▸ STATED GOAL
Extract every line that includes the string "Paste".

───── RAW DATA ─────

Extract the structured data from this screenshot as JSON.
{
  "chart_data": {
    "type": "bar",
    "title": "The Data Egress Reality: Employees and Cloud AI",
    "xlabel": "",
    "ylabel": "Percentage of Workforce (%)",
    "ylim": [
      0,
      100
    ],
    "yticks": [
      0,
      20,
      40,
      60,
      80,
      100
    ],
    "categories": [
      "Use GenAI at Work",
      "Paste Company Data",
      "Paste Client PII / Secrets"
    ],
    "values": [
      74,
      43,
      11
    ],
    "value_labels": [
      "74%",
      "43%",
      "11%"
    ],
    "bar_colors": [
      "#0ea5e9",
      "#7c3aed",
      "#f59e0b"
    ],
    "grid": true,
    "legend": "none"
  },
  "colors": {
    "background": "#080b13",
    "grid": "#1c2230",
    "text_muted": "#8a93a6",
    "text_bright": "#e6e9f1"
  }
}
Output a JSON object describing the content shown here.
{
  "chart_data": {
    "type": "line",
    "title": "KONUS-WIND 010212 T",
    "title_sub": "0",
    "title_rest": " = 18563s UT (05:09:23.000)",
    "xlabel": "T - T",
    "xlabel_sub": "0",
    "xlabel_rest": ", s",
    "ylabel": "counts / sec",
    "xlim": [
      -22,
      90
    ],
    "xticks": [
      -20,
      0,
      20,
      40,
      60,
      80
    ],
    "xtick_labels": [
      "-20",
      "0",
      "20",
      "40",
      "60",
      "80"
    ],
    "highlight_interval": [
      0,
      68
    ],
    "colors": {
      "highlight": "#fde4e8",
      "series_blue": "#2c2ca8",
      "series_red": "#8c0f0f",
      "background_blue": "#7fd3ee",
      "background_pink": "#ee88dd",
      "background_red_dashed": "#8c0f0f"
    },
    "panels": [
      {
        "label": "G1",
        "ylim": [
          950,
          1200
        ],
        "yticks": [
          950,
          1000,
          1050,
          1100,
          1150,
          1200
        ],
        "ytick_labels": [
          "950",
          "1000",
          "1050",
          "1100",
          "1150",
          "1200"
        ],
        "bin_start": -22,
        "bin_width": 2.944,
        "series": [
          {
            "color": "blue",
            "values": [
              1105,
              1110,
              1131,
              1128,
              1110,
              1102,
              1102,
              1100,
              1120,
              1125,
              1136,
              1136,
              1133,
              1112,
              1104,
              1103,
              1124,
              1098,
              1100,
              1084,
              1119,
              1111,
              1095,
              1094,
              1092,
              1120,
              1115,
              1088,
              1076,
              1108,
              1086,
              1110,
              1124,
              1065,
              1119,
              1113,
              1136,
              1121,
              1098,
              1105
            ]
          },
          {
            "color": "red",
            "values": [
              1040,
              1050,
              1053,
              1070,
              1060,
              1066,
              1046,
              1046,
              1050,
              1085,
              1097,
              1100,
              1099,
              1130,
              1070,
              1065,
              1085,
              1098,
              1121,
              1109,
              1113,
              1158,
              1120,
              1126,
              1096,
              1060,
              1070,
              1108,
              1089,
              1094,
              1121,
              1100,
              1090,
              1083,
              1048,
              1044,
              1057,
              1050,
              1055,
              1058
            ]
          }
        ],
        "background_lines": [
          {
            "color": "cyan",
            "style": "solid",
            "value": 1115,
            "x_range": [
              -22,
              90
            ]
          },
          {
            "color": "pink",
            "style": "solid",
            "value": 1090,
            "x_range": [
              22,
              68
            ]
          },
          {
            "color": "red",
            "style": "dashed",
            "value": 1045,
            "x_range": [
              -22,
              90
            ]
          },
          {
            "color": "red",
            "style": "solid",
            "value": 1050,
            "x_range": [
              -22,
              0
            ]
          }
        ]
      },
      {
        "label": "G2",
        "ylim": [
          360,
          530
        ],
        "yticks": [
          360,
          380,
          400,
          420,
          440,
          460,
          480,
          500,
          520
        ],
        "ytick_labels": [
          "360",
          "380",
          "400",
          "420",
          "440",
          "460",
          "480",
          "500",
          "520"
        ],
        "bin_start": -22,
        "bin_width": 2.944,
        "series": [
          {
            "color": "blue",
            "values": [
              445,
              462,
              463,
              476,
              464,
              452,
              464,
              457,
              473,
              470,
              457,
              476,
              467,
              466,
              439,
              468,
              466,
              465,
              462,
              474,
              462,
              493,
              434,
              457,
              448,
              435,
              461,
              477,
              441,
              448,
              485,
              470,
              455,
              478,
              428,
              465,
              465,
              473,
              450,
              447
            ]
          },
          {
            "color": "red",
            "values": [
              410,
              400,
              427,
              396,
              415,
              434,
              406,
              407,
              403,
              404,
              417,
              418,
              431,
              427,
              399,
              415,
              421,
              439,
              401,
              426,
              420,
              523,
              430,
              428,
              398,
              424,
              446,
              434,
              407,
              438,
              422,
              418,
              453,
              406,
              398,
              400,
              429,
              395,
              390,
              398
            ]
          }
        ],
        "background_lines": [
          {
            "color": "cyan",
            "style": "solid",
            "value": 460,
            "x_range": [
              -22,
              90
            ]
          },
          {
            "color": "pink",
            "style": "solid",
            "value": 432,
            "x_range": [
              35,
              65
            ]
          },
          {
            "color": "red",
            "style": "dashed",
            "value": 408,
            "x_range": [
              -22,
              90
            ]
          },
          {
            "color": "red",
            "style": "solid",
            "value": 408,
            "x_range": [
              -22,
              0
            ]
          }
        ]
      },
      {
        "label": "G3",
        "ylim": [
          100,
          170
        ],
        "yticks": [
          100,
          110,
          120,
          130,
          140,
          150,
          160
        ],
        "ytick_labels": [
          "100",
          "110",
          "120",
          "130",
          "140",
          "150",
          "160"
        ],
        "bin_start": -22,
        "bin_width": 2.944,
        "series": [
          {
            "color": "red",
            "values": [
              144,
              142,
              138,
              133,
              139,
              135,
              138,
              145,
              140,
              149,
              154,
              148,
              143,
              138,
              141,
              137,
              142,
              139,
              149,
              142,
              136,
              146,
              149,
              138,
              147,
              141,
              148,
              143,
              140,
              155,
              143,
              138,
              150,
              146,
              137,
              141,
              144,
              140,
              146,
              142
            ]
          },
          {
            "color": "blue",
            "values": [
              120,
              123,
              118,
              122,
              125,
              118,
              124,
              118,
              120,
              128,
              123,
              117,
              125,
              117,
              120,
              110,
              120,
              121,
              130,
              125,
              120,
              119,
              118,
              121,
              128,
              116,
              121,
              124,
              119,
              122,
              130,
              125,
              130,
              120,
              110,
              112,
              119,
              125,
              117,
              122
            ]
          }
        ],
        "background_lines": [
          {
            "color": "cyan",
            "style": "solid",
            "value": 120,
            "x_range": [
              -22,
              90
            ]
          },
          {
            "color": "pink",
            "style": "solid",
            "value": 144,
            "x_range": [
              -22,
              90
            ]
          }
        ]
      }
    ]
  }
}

─────

▸ TASK SOLUTION
      "Paste Company Data",
      "Paste Client PII / Secrets"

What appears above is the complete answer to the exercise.